**What to work on**: Using the listing below, report all lines holding the word "title".

**Record excerpts**:
------------

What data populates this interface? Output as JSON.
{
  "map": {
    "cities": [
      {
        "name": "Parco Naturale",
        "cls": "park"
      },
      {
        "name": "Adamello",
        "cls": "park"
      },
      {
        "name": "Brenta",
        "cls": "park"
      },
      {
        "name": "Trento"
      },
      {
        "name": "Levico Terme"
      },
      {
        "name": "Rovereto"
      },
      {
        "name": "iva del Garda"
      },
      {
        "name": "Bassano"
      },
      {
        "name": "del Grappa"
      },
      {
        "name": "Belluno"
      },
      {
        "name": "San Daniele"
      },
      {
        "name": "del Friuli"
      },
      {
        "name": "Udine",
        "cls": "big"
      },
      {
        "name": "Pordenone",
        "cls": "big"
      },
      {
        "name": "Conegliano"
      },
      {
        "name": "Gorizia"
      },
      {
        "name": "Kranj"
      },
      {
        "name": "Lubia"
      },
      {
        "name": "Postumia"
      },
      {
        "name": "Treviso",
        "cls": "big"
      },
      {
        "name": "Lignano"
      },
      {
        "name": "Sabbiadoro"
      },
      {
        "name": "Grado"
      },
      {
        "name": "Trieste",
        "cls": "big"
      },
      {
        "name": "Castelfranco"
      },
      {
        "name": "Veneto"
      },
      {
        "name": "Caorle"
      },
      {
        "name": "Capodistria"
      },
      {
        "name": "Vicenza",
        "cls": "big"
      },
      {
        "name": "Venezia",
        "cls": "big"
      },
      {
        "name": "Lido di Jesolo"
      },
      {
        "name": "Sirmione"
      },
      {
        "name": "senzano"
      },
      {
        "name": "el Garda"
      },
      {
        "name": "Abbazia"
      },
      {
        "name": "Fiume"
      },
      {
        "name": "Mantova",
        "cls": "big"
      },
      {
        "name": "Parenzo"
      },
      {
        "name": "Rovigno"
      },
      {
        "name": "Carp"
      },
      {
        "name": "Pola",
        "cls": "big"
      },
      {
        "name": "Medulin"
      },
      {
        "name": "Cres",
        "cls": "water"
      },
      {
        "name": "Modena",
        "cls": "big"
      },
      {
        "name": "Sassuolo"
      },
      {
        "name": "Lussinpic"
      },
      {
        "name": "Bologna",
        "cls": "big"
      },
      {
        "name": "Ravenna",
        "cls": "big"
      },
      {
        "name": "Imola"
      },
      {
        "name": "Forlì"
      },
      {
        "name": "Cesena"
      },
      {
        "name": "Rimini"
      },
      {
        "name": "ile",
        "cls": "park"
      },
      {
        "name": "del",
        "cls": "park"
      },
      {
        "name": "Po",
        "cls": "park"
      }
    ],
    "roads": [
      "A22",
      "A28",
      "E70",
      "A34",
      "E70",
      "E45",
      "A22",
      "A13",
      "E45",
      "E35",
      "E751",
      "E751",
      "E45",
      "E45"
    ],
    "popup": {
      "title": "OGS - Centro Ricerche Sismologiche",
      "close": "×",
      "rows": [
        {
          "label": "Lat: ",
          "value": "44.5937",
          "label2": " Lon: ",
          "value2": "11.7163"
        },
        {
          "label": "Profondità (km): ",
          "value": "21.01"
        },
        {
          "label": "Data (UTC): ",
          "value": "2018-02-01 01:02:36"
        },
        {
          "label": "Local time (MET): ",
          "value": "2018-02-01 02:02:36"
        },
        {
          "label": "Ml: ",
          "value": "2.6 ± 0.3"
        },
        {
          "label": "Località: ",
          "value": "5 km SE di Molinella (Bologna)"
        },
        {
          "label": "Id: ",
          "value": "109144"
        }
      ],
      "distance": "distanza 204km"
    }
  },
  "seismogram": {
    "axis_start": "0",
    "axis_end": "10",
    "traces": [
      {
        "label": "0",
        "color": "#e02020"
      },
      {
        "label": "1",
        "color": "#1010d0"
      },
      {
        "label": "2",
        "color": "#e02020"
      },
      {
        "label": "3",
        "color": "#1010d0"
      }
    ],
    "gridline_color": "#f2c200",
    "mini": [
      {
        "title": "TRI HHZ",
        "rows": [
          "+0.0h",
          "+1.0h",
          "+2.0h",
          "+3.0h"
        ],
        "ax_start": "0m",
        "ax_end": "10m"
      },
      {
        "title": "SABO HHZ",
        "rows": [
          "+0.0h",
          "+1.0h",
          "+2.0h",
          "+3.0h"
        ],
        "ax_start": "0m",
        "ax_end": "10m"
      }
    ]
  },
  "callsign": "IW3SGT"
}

------------

**Correct response**:
      "title": "OGS - Centro Ricerche Sismologiche",
        "title": "TRI HHZ",
        "title": "SABO HHZ",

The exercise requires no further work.